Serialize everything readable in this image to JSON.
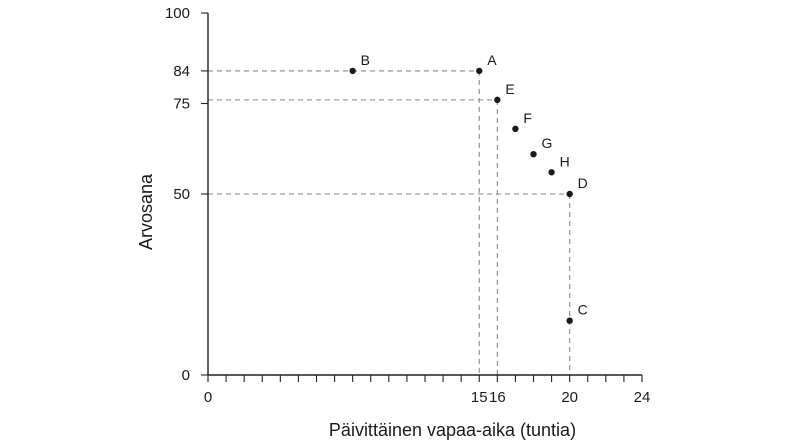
{
  "chart_data": {
    "type": "scatter",
    "xlabel": "Päivittäinen vapaa-aika (tuntia)",
    "ylabel": "Arvosana",
    "xlim": [
      0,
      24
    ],
    "ylim": [
      0,
      100
    ],
    "x_tick_labels": [
      {
        "value": 0,
        "label": "0"
      },
      {
        "value": 15,
        "label": "15"
      },
      {
        "value": 16,
        "label": "16"
      },
      {
        "value": 20,
        "label": "20"
      },
      {
        "value": 24,
        "label": "24"
      }
    ],
    "y_tick_labels": [
      {
        "value": 0,
        "label": "0"
      },
      {
        "value": 50,
        "label": "50"
      },
      {
        "value": 75,
        "label": "75"
      },
      {
        "value": 84,
        "label": "84"
      },
      {
        "value": 100,
        "label": "100"
      }
    ],
    "x_minor_tick_step": 1,
    "points": [
      {
        "label": "A",
        "x": 15,
        "y": 84
      },
      {
        "label": "B",
        "x": 8,
        "y": 84
      },
      {
        "label": "C",
        "x": 20,
        "y": 15
      },
      {
        "label": "D",
        "x": 20,
        "y": 50
      },
      {
        "label": "E",
        "x": 16,
        "y": 76
      },
      {
        "label": "F",
        "x": 17,
        "y": 68
      },
      {
        "label": "G",
        "x": 18,
        "y": 61
      },
      {
        "label": "H",
        "x": 19,
        "y": 56
      }
    ],
    "guides": [
      {
        "x": 15,
        "y": 84
      },
      {
        "x": 16,
        "y": 76
      },
      {
        "x": 20,
        "y": 50
      }
    ],
    "grid": false,
    "legend": "none"
  }
}
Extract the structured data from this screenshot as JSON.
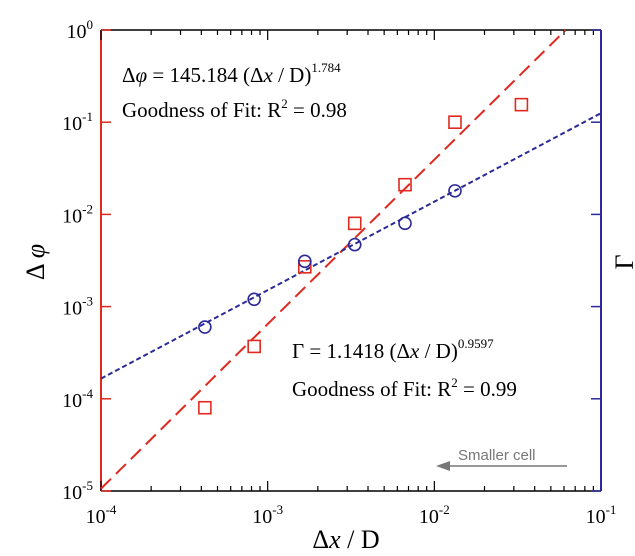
{
  "chart_data": {
    "type": "scatter",
    "xscale": "log",
    "yscale": "log",
    "xlim": [
      0.0001,
      0.1
    ],
    "ylim": [
      1e-05,
      1
    ],
    "xlabel_parts": [
      "Δ",
      "x",
      " / D"
    ],
    "ylabel_parts": [
      "Δ ",
      "φ"
    ],
    "right_label": "Γ",
    "x_ticks": [
      {
        "value": 0.0001,
        "base": "10",
        "exp": "-4"
      },
      {
        "value": 0.001,
        "base": "10",
        "exp": "-3"
      },
      {
        "value": 0.01,
        "base": "10",
        "exp": "-2"
      },
      {
        "value": 0.1,
        "base": "10",
        "exp": "-1"
      }
    ],
    "y_ticks": [
      {
        "value": 1,
        "base": "10",
        "exp": "0"
      },
      {
        "value": 0.1,
        "base": "10",
        "exp": "-1"
      },
      {
        "value": 0.01,
        "base": "10",
        "exp": "-2"
      },
      {
        "value": 0.001,
        "base": "10",
        "exp": "-3"
      },
      {
        "value": 0.0001,
        "base": "10",
        "exp": "-4"
      },
      {
        "value": 1e-05,
        "base": "10",
        "exp": "-5"
      }
    ],
    "series": [
      {
        "marker": "square",
        "color": "#e02a1f",
        "x": [
          0.00042,
          0.00083,
          0.00167,
          0.00333,
          0.00667,
          0.0133,
          0.0333
        ],
        "y": [
          8e-05,
          0.00037,
          0.0027,
          0.008,
          0.021,
          0.1,
          0.155
        ],
        "fit": {
          "coef": 145.184,
          "exp": 1.784,
          "style": "dashed"
        }
      },
      {
        "marker": "circle",
        "color": "#2c2a96",
        "x": [
          0.00042,
          0.00083,
          0.00167,
          0.00333,
          0.00667,
          0.0133
        ],
        "y": [
          0.0006,
          0.0012,
          0.0031,
          0.0047,
          0.008,
          0.018
        ],
        "fit": {
          "coef": 1.1418,
          "exp": 0.9597,
          "style": "dotted"
        }
      }
    ],
    "annotations": {
      "phi_eq_lhs": "Δ",
      "phi_eq_sym": "φ",
      "phi_eq_mid": " = 145.184 (Δ",
      "phi_eq_x": "x",
      "phi_eq_tail": " / D)",
      "phi_eq_exp": "1.784",
      "phi_fit_text": "Goodness of Fit: R",
      "phi_fit_sup": "2",
      "phi_fit_val": " = 0.98",
      "gamma_eq_lhs": "Γ = 1.1418 (Δ",
      "gamma_eq_x": "x",
      "gamma_eq_tail": " / D)",
      "gamma_eq_exp": "0.9597",
      "gamma_fit_text": "Goodness of Fit: R",
      "gamma_fit_sup": "2",
      "gamma_fit_val": " = 0.99",
      "arrow_note": "Smaller cell"
    },
    "colors": {
      "left_axis": "#e02a1f",
      "right_axis": "#2c2a96",
      "arrow": "#777777"
    }
  }
}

▸ Task goal:
Keep the pictures out of the copy and write out the data exactly as it stands.

▸ Full solution:
Serialize everything readable in this image to JSON.
{
  "chart_data": {
    "type": "scatter",
    "xlabel": "Päivittäinen vapaa-aika (tuntia)",
    "ylabel": "Arvosana",
    "xlim": [
      0,
      24
    ],
    "ylim": [
      0,
      100
    ],
    "x_tick_labels": [
      {
        "value": 0,
        "label": "0"
      },
      {
        "value": 15,
        "label": "15"
      },
      {
        "value": 16,
        "label": "16"
      },
      {
        "value": 20,
        "label": "20"
      },
      {
        "value": 24,
        "label": "24"
      }
    ],
    "y_tick_labels": [
      {
        "value": 0,
        "label": "0"
      },
      {
        "value": 50,
        "label": "50"
      },
      {
        "value": 75,
        "label": "75"
      },
      {
        "value": 84,
        "label": "84"
      },
      {
        "value": 100,
        "label": "100"
      }
    ],
    "x_minor_tick_step": 1,
    "points": [
      {
        "label": "A",
        "x": 15,
        "y": 84
      },
      {
        "label": "B",
        "x": 8,
        "y": 84
      },
      {
        "label": "C",
        "x": 20,
        "y": 15
      },
      {
        "label": "D",
        "x": 20,
        "y": 50
      },
      {
        "label": "E",
        "x": 16,
        "y": 76
      },
      {
        "label": "F",
        "x": 17,
        "y": 68
      },
      {
        "label": "G",
        "x": 18,
        "y": 61
      },
      {
        "label": "H",
        "x": 19,
        "y": 56
      }
    ],
    "guides": [
      {
        "x": 15,
        "y": 84
      },
      {
        "x": 16,
        "y": 76
      },
      {
        "x": 20,
        "y": 50
      }
    ],
    "grid": false,
    "legend": "none"
  }
}
Extract the structured data from this screenshot as JSON.
{
  "chart_data": {
    "type": "scatter",
    "xscale": "log",
    "yscale": "log",
    "xlim": [
      0.0001,
      0.1
    ],
    "ylim": [
      1e-05,
      1
    ],
    "xlabel_parts": [
      "Δ",
      "x",
      " / D"
    ],
    "ylabel_parts": [
      "Δ ",
      "φ"
    ],
    "right_label": "Γ",
    "x_ticks": [
      {
        "value": 0.0001,
        "base": "10",
        "exp": "-4"
      },
      {
        "value": 0.001,
        "base": "10",
        "exp": "-3"
      },
      {
        "value": 0.01,
        "base": "10",
        "exp": "-2"
      },
      {
        "value": 0.1,
        "base": "10",
        "exp": "-1"
      }
    ],
    "y_ticks": [
      {
        "value": 1,
        "base": "10",
        "exp": "0"
      },
      {
        "value": 0.1,
        "base": "10",
        "exp": "-1"
      },
      {
        "value": 0.01,
        "base": "10",
        "exp": "-2"
      },
      {
        "value": 0.001,
        "base": "10",
        "exp": "-3"
      },
      {
        "value": 0.0001,
        "base": "10",
        "exp": "-4"
      },
      {
        "value": 1e-05,
        "base": "10",
        "exp": "-5"
      }
    ],
    "series": [
      {
        "marker": "square",
        "color": "#e02a1f",
        "x": [
          0.00042,
          0.00083,
          0.00167,
          0.00333,
          0.00667,
          0.0133,
          0.0333
        ],
        "y": [
          8e-05,
          0.00037,
          0.0027,
          0.008,
          0.021,
          0.1,
          0.155
        ],
        "fit": {
          "coef": 145.184,
          "exp": 1.784,
          "style": "dashed"
        }
      },
      {
        "marker": "circle",
        "color": "#2c2a96",
        "x": [
          0.00042,
          0.00083,
          0.00167,
          0.00333,
          0.00667,
          0.0133
        ],
        "y": [
          0.0006,
          0.0012,
          0.0031,
          0.0047,
          0.008,
          0.018
        ],
        "fit": {
          "coef": 1.1418,
          "exp": 0.9597,
          "style": "dotted"
        }
      }
    ],
    "annotations": {
      "phi_eq_lhs": "Δ",
      "phi_eq_sym": "φ",
      "phi_eq_mid": " = 145.184 (Δ",
      "phi_eq_x": "x",
      "phi_eq_tail": " / D)",
      "phi_eq_exp": "1.784",
      "phi_fit_text": "Goodness of Fit: R",
      "phi_fit_sup": "2",
      "phi_fit_val": " = 0.98",
      "gamma_eq_lhs": "Γ = 1.1418 (Δ",
      "gamma_eq_x": "x",
      "gamma_eq_tail": " / D)",
      "gamma_eq_exp": "0.9597",
      "gamma_fit_text": "Goodness of Fit: R",
      "gamma_fit_sup": "2",
      "gamma_fit_val": " = 0.99",
      "arrow_note": "Smaller cell"
    },
    "colors": {
      "left_axis": "#e02a1f",
      "right_axis": "#2c2a96",
      "arrow": "#777777"
    }
  }
}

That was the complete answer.